* _Items from a dataset_
— BEGIN —
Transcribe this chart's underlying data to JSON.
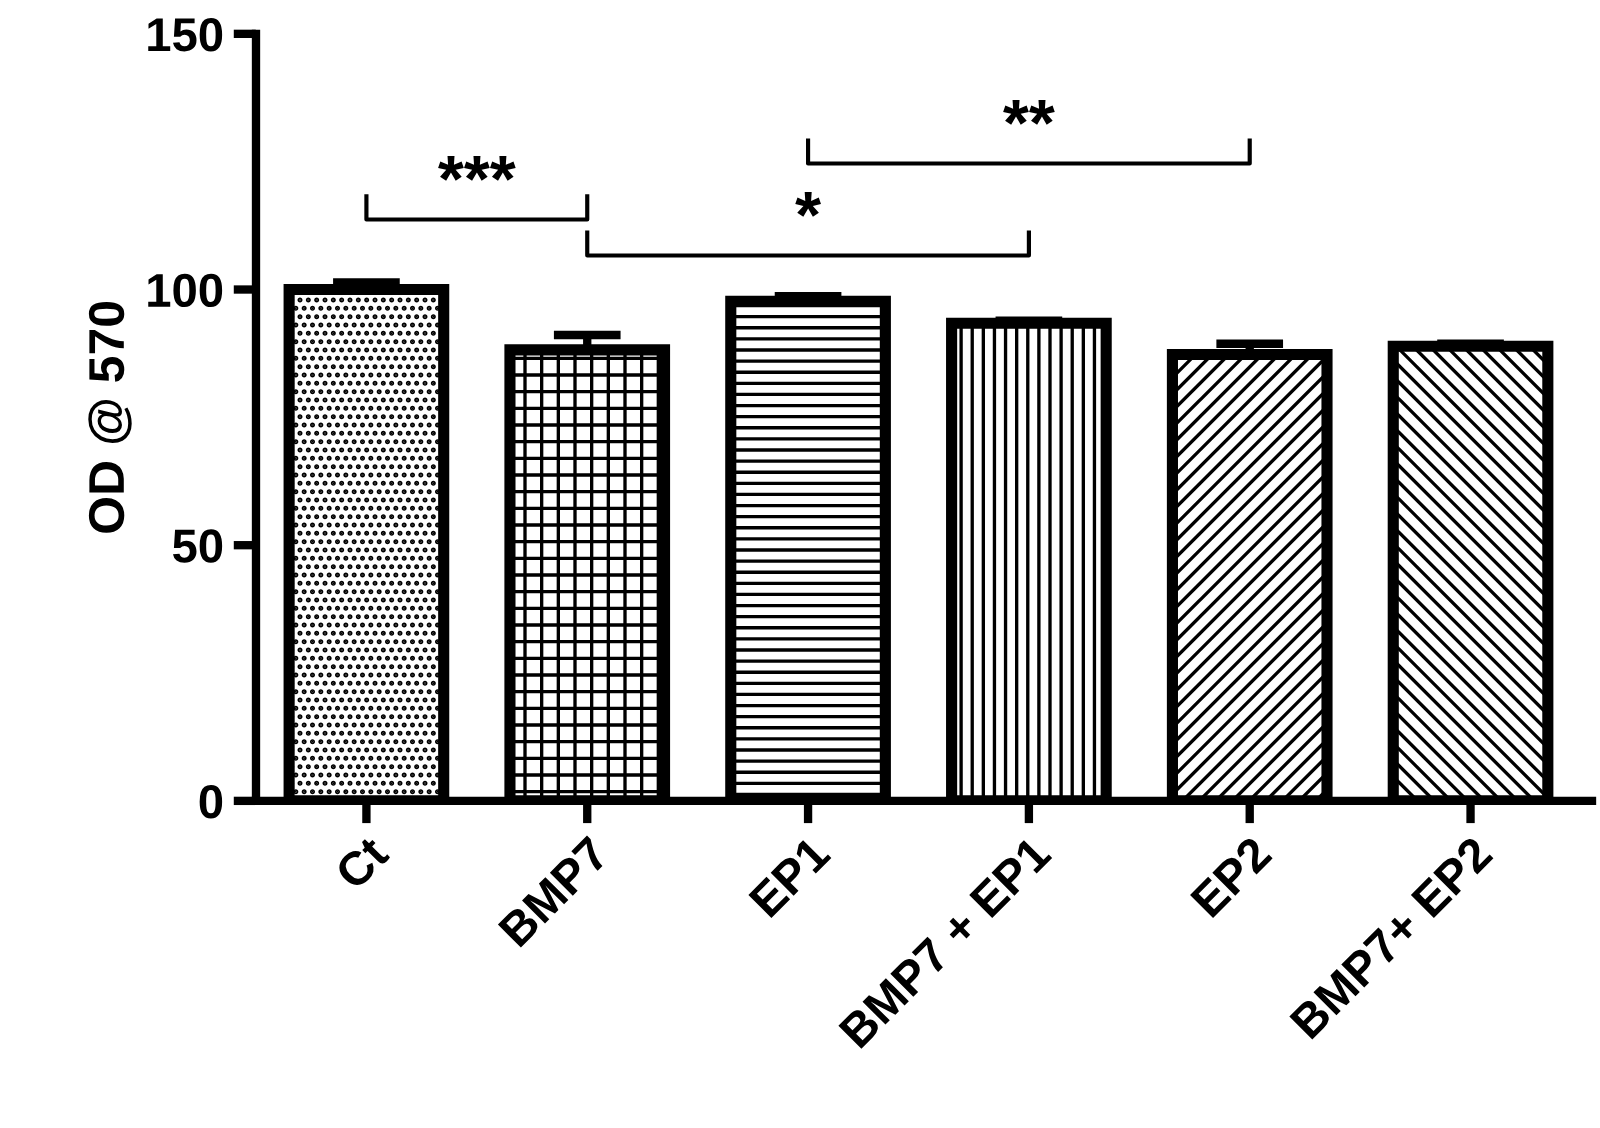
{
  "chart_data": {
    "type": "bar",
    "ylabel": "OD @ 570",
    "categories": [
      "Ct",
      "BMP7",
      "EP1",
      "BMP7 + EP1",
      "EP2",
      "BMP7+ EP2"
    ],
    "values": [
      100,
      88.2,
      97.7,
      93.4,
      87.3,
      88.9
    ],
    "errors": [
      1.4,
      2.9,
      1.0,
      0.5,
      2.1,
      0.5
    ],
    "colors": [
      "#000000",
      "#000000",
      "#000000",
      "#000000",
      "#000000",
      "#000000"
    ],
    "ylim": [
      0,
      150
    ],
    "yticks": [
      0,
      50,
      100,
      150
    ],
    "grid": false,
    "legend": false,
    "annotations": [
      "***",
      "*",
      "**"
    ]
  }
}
— END —
* _TASK TO COMPLETE_
Write the records out again in full, exactly, and skip every picture.

* _TASK SOLUTION_
Transcribe this chart's underlying data to JSON.
{
  "chart_data": {
    "type": "bar",
    "ylabel": "OD @ 570",
    "categories": [
      "Ct",
      "BMP7",
      "EP1",
      "BMP7 + EP1",
      "EP2",
      "BMP7+ EP2"
    ],
    "values": [
      100,
      88.2,
      97.7,
      93.4,
      87.3,
      88.9
    ],
    "errors": [
      1.4,
      2.9,
      1.0,
      0.5,
      2.1,
      0.5
    ],
    "colors": [
      "#000000",
      "#000000",
      "#000000",
      "#000000",
      "#000000",
      "#000000"
    ],
    "ylim": [
      0,
      150
    ],
    "yticks": [
      0,
      50,
      100,
      150
    ],
    "grid": false,
    "legend": false,
    "annotations": [
      "***",
      "*",
      "**"
    ]
  }
}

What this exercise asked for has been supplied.